__Your instructions__. Copy every line that contains the string "Edición" from the entries below.

══ Data section ══

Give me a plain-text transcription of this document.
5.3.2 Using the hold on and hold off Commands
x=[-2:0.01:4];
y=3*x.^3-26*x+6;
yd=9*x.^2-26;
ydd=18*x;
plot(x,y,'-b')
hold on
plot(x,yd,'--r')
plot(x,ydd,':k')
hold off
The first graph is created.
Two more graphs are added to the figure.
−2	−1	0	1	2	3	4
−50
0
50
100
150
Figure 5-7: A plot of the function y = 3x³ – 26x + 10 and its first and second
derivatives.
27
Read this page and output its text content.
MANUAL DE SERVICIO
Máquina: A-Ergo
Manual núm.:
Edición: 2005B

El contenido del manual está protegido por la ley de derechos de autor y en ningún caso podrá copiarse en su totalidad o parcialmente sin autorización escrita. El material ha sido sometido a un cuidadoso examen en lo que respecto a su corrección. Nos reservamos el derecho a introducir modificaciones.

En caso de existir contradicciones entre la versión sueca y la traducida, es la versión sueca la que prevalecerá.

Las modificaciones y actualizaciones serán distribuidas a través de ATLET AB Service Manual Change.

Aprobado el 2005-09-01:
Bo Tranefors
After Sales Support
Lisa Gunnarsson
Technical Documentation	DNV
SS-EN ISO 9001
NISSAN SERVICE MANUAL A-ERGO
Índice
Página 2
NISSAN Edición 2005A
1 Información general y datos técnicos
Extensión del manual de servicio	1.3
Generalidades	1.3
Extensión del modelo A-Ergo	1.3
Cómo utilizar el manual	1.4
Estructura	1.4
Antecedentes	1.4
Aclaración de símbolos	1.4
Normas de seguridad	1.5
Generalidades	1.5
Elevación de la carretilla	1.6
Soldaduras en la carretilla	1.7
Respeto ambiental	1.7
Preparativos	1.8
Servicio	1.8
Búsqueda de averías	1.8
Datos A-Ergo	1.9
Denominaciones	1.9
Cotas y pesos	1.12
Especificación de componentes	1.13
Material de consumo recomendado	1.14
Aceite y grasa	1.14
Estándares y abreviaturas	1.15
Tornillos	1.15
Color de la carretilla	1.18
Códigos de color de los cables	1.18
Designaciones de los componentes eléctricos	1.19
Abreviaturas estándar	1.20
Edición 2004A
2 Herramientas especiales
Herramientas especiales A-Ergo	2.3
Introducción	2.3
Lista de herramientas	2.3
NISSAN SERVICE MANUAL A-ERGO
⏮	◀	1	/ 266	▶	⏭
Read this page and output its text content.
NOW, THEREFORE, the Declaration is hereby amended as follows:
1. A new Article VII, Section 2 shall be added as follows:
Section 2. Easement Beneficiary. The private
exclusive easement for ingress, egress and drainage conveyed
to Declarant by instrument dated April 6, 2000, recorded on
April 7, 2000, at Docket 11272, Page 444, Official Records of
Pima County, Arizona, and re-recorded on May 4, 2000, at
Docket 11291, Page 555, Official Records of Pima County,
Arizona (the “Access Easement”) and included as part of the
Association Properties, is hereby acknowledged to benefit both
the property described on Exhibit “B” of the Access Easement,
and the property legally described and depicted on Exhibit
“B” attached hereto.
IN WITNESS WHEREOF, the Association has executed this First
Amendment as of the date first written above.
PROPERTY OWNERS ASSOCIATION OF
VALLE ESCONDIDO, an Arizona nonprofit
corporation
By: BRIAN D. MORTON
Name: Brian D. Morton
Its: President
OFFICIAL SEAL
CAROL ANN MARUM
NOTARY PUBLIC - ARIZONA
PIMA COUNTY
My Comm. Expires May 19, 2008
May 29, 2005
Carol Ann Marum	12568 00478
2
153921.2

═══

__Written reply__.
Edición: 2005B
NISSAN Edición 2005A
Edición 2004A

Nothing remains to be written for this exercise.